> [Given instruction]: Scan the entries for the string "visibility" and give the number of lines that have it, nothing further.
====== Provided data
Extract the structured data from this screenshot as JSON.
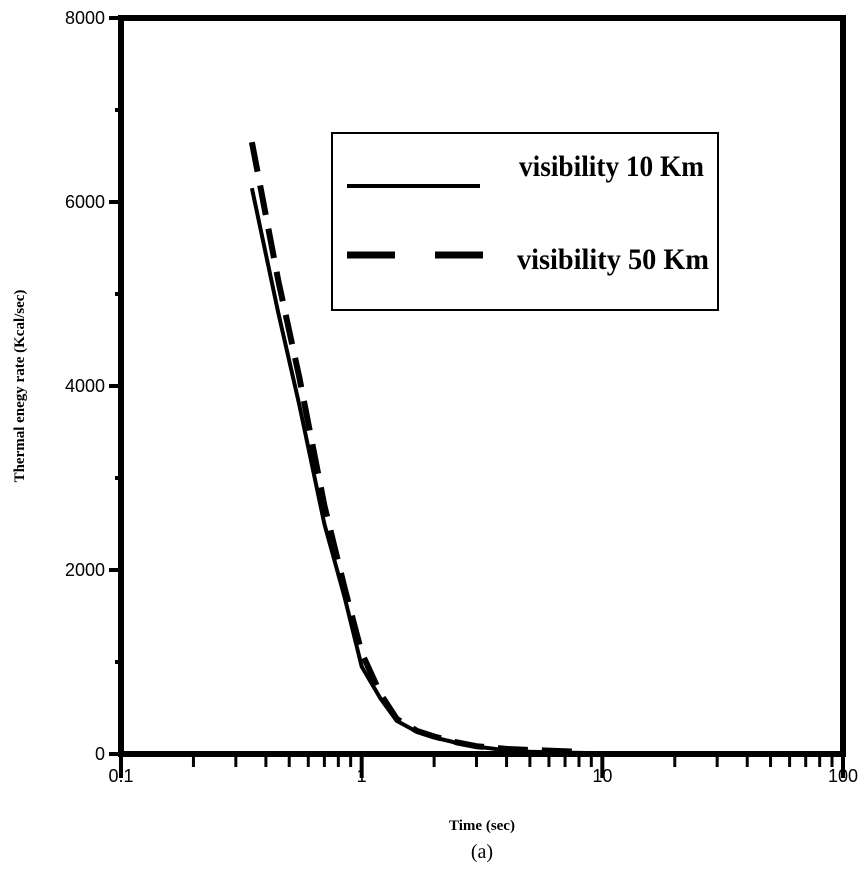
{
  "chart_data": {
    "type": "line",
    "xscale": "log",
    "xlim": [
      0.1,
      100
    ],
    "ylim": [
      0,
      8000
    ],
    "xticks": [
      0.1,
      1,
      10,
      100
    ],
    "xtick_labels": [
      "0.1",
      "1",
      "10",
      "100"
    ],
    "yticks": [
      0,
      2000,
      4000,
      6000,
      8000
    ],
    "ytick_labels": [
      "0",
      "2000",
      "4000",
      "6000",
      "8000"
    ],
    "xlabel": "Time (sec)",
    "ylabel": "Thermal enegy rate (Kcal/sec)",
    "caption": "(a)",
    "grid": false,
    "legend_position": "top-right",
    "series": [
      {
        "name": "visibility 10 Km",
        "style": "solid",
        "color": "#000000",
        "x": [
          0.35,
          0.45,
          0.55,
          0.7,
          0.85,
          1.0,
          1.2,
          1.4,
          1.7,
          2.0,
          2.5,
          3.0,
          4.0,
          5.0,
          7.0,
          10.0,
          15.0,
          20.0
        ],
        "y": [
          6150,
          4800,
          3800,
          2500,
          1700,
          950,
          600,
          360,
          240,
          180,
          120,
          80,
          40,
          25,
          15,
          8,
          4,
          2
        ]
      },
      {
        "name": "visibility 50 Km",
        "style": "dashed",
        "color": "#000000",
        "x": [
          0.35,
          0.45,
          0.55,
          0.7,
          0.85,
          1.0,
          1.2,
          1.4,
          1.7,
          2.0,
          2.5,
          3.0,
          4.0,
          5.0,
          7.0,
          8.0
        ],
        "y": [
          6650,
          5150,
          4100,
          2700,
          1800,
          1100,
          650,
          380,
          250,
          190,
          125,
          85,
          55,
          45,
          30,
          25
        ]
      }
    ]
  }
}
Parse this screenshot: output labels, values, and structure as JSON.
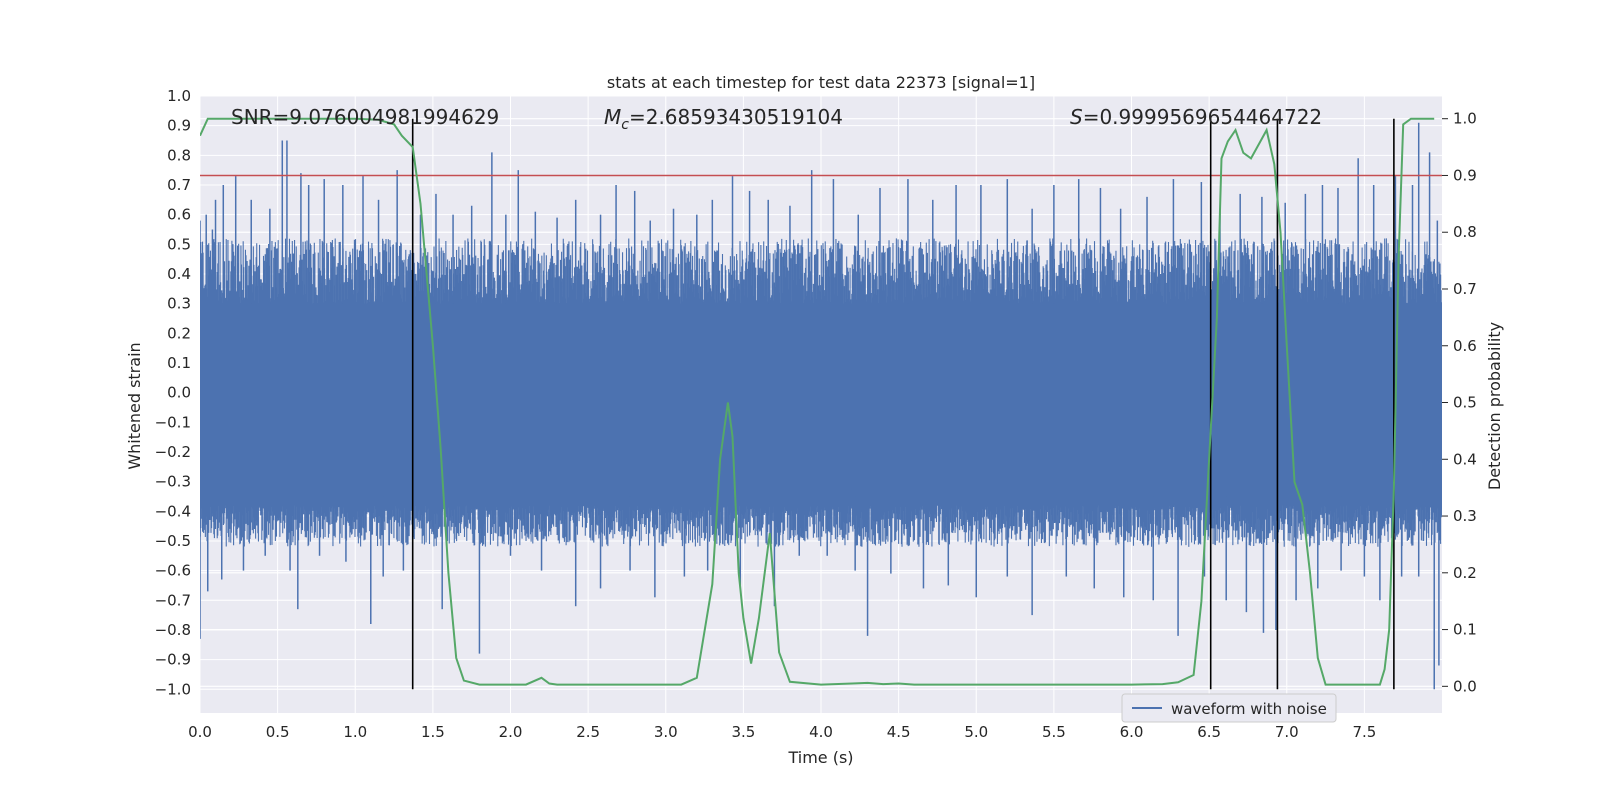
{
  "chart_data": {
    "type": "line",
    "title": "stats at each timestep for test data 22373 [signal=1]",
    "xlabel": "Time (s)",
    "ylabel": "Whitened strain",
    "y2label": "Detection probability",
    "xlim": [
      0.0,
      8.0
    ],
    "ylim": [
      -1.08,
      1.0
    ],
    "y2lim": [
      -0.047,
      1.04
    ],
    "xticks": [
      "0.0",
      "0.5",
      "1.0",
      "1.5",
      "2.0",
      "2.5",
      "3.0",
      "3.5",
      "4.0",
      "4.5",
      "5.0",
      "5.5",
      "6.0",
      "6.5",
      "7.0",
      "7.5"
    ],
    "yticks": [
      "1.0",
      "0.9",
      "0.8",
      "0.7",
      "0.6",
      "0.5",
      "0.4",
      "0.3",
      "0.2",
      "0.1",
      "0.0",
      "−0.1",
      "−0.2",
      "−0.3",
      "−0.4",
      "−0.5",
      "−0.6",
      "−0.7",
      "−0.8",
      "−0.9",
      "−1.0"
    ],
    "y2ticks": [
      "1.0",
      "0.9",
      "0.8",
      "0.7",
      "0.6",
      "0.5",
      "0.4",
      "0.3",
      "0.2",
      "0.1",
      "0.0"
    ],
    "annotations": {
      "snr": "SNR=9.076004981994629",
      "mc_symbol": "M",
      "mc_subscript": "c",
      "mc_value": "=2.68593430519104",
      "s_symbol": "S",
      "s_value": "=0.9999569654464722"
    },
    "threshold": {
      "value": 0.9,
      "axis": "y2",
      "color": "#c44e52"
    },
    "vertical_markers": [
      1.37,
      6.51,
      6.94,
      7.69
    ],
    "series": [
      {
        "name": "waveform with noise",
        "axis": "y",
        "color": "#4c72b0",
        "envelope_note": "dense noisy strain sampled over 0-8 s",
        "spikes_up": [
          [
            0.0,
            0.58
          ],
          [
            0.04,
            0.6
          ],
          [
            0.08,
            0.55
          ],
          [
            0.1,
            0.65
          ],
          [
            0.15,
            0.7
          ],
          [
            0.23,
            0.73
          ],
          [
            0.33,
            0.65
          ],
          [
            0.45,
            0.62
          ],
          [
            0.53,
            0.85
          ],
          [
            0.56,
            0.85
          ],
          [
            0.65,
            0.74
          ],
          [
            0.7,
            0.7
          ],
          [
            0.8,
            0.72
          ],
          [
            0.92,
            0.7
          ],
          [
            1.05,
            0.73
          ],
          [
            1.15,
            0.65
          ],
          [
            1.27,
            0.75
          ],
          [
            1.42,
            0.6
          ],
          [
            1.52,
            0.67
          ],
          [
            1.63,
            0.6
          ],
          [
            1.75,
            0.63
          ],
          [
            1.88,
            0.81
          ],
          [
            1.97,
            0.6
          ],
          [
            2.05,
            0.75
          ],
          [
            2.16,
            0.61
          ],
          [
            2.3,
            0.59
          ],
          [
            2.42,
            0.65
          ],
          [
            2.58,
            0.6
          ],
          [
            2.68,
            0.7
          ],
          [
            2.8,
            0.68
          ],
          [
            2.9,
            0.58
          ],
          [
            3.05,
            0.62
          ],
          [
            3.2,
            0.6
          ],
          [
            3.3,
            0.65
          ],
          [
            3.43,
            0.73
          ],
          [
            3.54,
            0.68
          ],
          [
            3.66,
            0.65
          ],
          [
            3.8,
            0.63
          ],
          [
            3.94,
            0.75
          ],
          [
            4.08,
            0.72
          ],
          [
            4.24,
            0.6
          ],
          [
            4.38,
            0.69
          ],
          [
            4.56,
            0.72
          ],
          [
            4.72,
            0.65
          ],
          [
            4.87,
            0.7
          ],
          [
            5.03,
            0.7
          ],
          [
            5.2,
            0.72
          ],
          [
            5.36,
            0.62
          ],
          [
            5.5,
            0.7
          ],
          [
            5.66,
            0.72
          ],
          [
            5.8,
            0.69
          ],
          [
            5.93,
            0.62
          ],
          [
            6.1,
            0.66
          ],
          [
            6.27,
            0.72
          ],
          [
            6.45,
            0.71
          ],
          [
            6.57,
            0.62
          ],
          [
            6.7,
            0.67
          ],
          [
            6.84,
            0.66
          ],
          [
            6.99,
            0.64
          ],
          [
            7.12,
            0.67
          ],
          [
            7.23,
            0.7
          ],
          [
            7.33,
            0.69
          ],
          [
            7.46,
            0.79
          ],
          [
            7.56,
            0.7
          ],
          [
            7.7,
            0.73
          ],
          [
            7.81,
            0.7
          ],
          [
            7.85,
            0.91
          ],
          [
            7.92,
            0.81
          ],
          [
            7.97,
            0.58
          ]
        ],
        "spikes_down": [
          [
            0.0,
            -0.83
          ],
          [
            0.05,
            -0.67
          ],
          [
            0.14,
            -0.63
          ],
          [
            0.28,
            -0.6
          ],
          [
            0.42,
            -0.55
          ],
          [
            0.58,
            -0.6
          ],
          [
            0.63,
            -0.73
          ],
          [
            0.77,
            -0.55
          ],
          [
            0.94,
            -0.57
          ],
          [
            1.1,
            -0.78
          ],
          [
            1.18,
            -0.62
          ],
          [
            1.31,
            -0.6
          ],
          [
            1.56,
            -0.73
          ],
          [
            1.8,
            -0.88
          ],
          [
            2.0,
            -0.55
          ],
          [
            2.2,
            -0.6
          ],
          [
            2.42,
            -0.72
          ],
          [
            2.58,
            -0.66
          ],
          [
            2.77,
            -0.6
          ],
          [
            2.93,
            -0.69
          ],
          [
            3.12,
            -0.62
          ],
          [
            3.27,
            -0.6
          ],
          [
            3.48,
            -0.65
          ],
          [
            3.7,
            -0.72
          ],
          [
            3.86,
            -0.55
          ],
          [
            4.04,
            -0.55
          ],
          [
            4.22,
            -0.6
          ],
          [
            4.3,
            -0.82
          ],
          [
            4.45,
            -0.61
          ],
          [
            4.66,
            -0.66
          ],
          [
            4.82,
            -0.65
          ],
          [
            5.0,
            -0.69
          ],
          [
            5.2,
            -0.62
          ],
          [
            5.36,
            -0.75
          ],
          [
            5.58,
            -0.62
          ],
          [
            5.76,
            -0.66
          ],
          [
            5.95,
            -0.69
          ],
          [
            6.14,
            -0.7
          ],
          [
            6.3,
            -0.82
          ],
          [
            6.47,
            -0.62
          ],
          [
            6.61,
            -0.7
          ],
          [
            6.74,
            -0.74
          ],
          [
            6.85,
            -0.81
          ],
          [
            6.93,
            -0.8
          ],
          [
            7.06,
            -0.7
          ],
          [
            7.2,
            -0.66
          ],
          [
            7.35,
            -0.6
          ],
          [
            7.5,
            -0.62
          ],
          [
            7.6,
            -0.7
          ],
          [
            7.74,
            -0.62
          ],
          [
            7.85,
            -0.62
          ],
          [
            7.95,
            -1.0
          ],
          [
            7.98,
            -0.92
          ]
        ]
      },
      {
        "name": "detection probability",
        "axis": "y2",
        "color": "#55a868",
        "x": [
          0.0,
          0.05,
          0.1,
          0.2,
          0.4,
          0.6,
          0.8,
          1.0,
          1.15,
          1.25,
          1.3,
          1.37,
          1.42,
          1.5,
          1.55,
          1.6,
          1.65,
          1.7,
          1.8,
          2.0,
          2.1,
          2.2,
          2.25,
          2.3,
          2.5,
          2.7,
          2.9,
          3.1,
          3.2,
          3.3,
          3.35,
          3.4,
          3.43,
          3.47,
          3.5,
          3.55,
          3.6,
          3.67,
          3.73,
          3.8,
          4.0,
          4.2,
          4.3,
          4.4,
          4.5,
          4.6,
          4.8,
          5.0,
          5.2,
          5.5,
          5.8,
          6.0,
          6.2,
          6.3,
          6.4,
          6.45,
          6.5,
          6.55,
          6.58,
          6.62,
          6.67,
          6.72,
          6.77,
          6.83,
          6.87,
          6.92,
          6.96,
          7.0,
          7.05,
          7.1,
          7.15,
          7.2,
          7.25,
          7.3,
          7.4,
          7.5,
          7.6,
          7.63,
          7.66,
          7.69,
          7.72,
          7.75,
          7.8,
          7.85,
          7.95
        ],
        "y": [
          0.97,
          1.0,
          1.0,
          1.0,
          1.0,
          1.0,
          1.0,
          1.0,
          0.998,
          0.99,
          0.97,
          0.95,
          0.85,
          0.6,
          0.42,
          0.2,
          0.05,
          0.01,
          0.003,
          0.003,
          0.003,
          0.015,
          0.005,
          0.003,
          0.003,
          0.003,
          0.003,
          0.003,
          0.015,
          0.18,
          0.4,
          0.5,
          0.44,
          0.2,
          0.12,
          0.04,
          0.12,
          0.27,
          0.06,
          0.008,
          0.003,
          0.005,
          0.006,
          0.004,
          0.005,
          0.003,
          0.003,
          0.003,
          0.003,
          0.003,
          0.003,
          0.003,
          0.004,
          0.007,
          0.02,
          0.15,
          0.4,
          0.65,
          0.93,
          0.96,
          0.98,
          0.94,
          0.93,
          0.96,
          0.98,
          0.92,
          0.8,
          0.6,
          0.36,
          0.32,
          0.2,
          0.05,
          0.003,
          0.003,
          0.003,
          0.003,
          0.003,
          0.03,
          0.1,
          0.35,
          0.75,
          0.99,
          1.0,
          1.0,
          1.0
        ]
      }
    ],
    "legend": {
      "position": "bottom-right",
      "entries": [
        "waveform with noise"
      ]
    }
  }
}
============
> [Answer for this exercise]: 2